- Do this -
List each line of the data in which the string "arrow" appears.

- Excerpted records -
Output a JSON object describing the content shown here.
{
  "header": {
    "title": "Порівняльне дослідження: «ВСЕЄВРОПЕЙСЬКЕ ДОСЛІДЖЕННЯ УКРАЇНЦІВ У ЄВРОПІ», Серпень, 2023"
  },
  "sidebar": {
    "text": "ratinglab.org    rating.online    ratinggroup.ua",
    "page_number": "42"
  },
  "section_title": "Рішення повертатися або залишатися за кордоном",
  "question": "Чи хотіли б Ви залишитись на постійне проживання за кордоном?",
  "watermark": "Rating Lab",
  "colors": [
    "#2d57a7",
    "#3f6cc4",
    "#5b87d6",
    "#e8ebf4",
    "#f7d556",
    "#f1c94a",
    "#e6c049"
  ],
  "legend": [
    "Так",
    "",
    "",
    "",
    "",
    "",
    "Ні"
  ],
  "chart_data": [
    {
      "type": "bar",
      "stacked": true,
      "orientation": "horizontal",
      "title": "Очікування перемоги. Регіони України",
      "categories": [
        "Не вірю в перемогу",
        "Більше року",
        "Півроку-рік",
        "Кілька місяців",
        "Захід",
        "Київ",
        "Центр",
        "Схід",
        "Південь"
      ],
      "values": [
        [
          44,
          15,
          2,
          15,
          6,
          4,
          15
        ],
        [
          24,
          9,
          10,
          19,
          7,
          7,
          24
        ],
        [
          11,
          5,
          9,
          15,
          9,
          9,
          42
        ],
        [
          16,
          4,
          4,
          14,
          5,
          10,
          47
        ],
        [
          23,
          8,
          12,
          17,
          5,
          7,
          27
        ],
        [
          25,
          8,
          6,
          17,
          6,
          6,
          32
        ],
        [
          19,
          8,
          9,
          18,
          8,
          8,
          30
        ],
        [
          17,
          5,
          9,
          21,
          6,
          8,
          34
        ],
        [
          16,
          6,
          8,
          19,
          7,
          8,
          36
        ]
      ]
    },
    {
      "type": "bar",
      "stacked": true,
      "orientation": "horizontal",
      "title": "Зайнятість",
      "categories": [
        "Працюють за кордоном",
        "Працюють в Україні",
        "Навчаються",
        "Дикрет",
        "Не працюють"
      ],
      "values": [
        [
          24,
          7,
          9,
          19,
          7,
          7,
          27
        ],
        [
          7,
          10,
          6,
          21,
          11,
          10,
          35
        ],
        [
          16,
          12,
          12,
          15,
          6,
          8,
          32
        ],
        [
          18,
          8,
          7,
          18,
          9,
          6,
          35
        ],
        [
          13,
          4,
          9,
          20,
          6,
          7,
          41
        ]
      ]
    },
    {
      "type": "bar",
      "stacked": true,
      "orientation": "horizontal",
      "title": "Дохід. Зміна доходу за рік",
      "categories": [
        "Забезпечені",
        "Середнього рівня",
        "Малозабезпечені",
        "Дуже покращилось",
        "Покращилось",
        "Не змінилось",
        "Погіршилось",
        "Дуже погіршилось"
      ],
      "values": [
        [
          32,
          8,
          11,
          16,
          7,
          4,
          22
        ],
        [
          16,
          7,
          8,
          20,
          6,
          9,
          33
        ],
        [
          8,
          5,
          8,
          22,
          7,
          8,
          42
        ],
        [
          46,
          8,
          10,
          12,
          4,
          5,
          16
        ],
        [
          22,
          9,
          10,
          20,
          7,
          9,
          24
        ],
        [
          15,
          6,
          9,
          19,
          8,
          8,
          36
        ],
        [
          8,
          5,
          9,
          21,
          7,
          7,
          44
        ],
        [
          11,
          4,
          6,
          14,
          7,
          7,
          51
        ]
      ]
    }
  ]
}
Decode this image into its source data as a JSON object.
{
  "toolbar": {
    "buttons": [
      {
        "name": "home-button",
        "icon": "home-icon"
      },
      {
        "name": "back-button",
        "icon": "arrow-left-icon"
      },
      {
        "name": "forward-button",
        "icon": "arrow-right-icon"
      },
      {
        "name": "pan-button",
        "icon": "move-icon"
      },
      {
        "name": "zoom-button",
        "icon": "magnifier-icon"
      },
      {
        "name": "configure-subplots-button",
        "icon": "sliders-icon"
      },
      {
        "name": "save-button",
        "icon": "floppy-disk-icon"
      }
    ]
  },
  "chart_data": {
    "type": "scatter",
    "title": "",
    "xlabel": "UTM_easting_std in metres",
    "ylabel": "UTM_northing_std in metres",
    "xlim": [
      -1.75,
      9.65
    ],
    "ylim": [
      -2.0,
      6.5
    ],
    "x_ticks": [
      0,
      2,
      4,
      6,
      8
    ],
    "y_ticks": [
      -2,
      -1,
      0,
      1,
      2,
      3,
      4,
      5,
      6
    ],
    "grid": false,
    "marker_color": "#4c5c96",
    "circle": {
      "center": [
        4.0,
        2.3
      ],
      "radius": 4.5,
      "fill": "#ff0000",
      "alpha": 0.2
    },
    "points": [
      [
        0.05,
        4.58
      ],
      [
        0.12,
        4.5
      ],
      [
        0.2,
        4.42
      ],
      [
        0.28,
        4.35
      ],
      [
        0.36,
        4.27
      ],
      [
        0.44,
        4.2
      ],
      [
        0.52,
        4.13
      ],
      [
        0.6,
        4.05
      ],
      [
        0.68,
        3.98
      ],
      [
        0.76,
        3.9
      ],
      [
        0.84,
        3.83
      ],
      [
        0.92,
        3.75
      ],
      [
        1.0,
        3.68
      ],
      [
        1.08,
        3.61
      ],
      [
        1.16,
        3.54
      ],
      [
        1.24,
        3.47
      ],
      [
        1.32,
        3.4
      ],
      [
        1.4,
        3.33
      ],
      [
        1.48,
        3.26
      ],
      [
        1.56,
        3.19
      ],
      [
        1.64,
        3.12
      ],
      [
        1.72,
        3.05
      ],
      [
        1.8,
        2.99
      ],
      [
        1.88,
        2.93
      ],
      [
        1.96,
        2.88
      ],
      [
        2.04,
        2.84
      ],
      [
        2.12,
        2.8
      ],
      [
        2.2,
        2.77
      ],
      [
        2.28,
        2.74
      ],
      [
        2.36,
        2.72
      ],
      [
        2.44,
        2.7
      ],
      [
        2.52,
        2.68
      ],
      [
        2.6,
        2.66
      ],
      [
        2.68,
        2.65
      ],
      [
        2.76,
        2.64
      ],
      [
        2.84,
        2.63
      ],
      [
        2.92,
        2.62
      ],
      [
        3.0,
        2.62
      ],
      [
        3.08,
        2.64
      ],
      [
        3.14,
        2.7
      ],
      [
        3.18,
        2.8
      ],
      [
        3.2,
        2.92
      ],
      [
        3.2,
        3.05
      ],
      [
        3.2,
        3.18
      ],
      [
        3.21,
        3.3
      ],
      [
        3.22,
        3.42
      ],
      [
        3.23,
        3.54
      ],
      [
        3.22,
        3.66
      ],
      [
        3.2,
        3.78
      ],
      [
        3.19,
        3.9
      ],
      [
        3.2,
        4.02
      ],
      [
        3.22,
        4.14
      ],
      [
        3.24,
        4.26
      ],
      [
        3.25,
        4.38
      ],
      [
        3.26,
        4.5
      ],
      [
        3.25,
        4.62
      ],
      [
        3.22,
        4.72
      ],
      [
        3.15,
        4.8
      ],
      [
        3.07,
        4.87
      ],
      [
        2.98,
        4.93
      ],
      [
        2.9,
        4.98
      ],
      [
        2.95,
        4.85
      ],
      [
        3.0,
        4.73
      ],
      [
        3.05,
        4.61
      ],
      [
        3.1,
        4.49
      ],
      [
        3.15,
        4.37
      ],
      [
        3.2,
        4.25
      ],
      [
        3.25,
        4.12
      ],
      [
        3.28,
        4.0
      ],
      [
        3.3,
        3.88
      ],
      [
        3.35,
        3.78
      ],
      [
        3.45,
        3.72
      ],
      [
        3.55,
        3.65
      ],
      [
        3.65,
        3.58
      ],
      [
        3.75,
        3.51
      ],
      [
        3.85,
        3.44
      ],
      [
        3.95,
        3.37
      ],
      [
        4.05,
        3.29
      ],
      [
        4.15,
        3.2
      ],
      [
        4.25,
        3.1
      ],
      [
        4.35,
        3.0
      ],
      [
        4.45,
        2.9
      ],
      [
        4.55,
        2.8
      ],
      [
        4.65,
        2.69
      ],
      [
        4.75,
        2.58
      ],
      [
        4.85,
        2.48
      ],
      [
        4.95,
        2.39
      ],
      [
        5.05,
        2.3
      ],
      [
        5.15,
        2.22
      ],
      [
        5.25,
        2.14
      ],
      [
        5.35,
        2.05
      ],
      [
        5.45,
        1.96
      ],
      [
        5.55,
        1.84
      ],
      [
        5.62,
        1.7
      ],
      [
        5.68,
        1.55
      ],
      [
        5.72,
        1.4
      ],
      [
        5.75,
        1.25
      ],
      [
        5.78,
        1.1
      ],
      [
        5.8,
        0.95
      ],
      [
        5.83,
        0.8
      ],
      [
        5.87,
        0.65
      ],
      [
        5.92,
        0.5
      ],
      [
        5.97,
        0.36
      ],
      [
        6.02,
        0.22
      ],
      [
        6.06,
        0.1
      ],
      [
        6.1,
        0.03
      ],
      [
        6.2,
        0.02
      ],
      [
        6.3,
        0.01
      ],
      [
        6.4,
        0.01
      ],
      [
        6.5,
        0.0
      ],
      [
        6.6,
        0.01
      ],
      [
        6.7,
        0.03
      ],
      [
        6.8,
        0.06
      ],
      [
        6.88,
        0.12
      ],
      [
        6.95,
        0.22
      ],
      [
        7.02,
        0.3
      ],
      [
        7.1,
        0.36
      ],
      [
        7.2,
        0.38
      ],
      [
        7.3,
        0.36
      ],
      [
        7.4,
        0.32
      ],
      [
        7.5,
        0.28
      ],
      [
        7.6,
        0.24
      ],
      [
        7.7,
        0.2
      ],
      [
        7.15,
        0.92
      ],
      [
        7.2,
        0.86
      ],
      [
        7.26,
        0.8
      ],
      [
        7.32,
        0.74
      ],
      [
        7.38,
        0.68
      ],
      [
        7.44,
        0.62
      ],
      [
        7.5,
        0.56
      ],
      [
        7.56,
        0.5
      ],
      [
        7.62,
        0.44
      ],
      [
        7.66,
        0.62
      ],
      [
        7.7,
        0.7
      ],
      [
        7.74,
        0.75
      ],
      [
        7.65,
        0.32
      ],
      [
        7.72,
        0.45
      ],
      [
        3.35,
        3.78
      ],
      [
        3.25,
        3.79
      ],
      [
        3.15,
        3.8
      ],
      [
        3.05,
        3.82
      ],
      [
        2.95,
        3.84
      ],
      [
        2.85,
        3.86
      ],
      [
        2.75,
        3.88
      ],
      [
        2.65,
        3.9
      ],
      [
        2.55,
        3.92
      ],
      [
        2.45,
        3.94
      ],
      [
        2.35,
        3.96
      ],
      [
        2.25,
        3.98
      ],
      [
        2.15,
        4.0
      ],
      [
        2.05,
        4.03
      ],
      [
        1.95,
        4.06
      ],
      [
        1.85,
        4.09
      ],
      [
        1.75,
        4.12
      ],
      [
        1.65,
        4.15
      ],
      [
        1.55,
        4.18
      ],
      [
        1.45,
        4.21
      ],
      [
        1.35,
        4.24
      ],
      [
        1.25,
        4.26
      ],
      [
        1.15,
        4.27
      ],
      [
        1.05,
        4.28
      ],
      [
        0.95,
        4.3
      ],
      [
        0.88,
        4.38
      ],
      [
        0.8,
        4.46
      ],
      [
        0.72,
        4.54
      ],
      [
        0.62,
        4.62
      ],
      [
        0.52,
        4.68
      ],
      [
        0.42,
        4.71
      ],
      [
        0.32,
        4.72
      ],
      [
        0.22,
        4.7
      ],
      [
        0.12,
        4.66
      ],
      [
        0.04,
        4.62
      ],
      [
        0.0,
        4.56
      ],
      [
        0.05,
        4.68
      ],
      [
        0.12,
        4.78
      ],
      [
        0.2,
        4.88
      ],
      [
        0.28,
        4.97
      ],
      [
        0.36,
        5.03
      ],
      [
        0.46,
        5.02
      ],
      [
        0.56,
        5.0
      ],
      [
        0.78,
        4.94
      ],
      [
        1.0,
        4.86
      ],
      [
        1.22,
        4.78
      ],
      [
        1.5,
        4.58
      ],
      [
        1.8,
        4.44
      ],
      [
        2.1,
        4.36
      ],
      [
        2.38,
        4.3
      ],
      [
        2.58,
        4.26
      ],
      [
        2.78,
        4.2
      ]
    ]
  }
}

- The solution -
        "icon": "arrow-left-icon"
        "icon": "arrow-right-icon"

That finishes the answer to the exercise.